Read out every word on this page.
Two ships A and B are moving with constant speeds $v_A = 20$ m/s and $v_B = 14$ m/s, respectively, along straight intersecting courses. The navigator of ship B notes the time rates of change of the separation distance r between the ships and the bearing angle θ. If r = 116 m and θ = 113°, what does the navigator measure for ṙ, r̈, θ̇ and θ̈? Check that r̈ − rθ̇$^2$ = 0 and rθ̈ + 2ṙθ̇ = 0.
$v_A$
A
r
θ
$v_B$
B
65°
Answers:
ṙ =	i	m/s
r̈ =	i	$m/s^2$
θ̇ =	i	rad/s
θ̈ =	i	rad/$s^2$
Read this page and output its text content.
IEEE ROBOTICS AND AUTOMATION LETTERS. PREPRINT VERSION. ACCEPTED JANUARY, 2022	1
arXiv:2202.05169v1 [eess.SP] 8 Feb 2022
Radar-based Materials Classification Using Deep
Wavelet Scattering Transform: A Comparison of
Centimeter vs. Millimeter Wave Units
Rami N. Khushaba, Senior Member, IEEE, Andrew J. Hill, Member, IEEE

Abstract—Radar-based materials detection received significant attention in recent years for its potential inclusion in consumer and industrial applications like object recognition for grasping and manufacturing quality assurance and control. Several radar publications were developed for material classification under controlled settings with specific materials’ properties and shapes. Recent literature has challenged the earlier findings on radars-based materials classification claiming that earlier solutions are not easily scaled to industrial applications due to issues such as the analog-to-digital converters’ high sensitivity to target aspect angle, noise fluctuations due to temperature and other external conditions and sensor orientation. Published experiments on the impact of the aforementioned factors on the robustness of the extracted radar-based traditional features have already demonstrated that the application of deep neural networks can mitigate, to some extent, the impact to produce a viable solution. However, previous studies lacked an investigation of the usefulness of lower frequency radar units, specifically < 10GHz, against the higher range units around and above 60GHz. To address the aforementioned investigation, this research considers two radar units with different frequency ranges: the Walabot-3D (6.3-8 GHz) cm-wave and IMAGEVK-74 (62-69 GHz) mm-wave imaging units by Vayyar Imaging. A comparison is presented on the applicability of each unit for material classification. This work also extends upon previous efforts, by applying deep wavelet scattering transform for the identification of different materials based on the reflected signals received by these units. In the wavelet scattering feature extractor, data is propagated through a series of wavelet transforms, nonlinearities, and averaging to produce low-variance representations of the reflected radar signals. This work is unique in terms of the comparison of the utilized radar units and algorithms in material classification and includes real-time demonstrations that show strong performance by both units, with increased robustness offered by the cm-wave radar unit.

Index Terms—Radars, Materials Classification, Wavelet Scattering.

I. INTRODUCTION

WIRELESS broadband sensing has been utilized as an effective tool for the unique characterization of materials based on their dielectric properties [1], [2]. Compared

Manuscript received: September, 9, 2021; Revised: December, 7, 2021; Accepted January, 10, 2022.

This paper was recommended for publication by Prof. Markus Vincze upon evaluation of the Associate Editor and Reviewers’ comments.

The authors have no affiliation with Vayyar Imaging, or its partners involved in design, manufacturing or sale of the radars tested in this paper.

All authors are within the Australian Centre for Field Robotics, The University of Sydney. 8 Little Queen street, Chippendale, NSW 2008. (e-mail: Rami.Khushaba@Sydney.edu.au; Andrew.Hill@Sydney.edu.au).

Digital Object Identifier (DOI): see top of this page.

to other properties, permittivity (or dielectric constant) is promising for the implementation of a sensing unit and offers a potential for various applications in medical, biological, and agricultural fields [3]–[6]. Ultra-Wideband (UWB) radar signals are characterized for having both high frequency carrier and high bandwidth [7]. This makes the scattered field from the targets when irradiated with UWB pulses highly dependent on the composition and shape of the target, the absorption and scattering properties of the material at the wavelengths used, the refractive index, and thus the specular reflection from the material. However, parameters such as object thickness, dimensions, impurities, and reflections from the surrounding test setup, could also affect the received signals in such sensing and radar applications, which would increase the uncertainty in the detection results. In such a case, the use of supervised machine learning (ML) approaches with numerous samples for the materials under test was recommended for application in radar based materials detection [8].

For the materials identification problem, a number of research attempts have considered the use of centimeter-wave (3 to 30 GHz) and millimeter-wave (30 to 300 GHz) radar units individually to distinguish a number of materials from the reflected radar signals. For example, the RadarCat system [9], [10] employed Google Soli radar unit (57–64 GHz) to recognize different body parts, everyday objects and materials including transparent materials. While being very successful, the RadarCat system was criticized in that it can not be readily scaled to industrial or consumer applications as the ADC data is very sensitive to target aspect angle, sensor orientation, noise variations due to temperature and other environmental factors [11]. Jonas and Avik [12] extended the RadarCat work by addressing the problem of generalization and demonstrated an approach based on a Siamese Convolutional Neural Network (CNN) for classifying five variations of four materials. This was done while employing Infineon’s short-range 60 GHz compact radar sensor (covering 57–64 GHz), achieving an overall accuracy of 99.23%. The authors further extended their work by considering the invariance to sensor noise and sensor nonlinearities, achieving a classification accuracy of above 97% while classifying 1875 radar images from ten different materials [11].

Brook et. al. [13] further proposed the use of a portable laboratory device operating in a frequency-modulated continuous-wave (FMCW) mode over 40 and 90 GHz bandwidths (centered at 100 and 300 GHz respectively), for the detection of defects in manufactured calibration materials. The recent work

---+---

→ Exercise prompt
Your task is to repeat every entry exactly.

→ Finished task
Read out every word on this page.
Two ships A and B are moving with constant speeds $v_A = 20$ m/s and $v_B = 14$ m/s, respectively, along straight intersecting courses. The navigator of ship B notes the time rates of change of the separation distance r between the ships and the bearing angle θ. If r = 116 m and θ = 113°, what does the navigator measure for ṙ, r̈, θ̇ and θ̈? Check that r̈ − rθ̇$^2$ = 0 and rθ̈ + 2ṙθ̇ = 0.
$v_A$
A
r
θ
$v_B$
B
65°
Answers:
ṙ =	i	m/s
r̈ =	i	$m/s^2$
θ̇ =	i	rad/s
θ̈ =	i	rad/$s^2$
Read this page and output its text content.
IEEE ROBOTICS AND AUTOMATION LETTERS. PREPRINT VERSION. ACCEPTED JANUARY, 2022	1
arXiv:2202.05169v1 [eess.SP] 8 Feb 2022
Radar-based Materials Classification Using Deep
Wavelet Scattering Transform: A Comparison of
Centimeter vs. Millimeter Wave Units
Rami N. Khushaba, Senior Member, IEEE, Andrew J. Hill, Member, IEEE

Abstract—Radar-based materials detection received significant attention in recent years for its potential inclusion in consumer and industrial applications like object recognition for grasping and manufacturing quality assurance and control. Several radar publications were developed for material classification under controlled settings with specific materials’ properties and shapes. Recent literature has challenged the earlier findings on radars-based materials classification claiming that earlier solutions are not easily scaled to industrial applications due to issues such as the analog-to-digital converters’ high sensitivity to target aspect angle, noise fluctuations due to temperature and other external conditions and sensor orientation. Published experiments on the impact of the aforementioned factors on the robustness of the extracted radar-based traditional features have already demonstrated that the application of deep neural networks can mitigate, to some extent, the impact to produce a viable solution. However, previous studies lacked an investigation of the usefulness of lower frequency radar units, specifically < 10GHz, against the higher range units around and above 60GHz. To address the aforementioned investigation, this research considers two radar units with different frequency ranges: the Walabot-3D (6.3-8 GHz) cm-wave and IMAGEVK-74 (62-69 GHz) mm-wave imaging units by Vayyar Imaging. A comparison is presented on the applicability of each unit for material classification. This work also extends upon previous efforts, by applying deep wavelet scattering transform for the identification of different materials based on the reflected signals received by these units. In the wavelet scattering feature extractor, data is propagated through a series of wavelet transforms, nonlinearities, and averaging to produce low-variance representations of the reflected radar signals. This work is unique in terms of the comparison of the utilized radar units and algorithms in material classification and includes real-time demonstrations that show strong performance by both units, with increased robustness offered by the cm-wave radar unit.

Index Terms—Radars, Materials Classification, Wavelet Scattering.

I. INTRODUCTION

WIRELESS broadband sensing has been utilized as an effective tool for the unique characterization of materials based on their dielectric properties [1], [2]. Compared

Manuscript received: September, 9, 2021; Revised: December, 7, 2021; Accepted January, 10, 2022.

This paper was recommended for publication by Prof. Markus Vincze upon evaluation of the Associate Editor and Reviewers’ comments.

The authors have no affiliation with Vayyar Imaging, or its partners involved in design, manufacturing or sale of the radars tested in this paper.

All authors are within the Australian Centre for Field Robotics, The University of Sydney. 8 Little Queen street, Chippendale, NSW 2008. (e-mail: Rami.Khushaba@Sydney.edu.au; Andrew.Hill@Sydney.edu.au).

Digital Object Identifier (DOI): see top of this page.

to other properties, permittivity (or dielectric constant) is promising for the implementation of a sensing unit and offers a potential for various applications in medical, biological, and agricultural fields [3]–[6]. Ultra-Wideband (UWB) radar signals are characterized for having both high frequency carrier and high bandwidth [7]. This makes the scattered field from the targets when irradiated with UWB pulses highly dependent on the composition and shape of the target, the absorption and scattering properties of the material at the wavelengths used, the refractive index, and thus the specular reflection from the material. However, parameters such as object thickness, dimensions, impurities, and reflections from the surrounding test setup, could also affect the received signals in such sensing and radar applications, which would increase the uncertainty in the detection results. In such a case, the use of supervised machine learning (ML) approaches with numerous samples for the materials under test was recommended for application in radar based materials detection [8].

For the materials identification problem, a number of research attempts have considered the use of centimeter-wave (3 to 30 GHz) and millimeter-wave (30 to 300 GHz) radar units individually to distinguish a number of materials from the reflected radar signals. For example, the RadarCat system [9], [10] employed Google Soli radar unit (57–64 GHz) to recognize different body parts, everyday objects and materials including transparent materials. While being very successful, the RadarCat system was criticized in that it can not be readily scaled to industrial or consumer applications as the ADC data is very sensitive to target aspect angle, sensor orientation, noise variations due to temperature and other environmental factors [11]. Jonas and Avik [12] extended the RadarCat work by addressing the problem of generalization and demonstrated an approach based on a Siamese Convolutional Neural Network (CNN) for classifying five variations of four materials. This was done while employing Infineon’s short-range 60 GHz compact radar sensor (covering 57–64 GHz), achieving an overall accuracy of 99.23%. The authors further extended their work by considering the invariance to sensor noise and sensor nonlinearities, achieving a classification accuracy of above 97% while classifying 1875 radar images from ten different materials [11].

Brook et. al. [13] further proposed the use of a portable laboratory device operating in a frequency-modulated continuous-wave (FMCW) mode over 40 and 90 GHz bandwidths (centered at 100 and 300 GHz respectively), for the detection of defects in manufactured calibration materials. The recent work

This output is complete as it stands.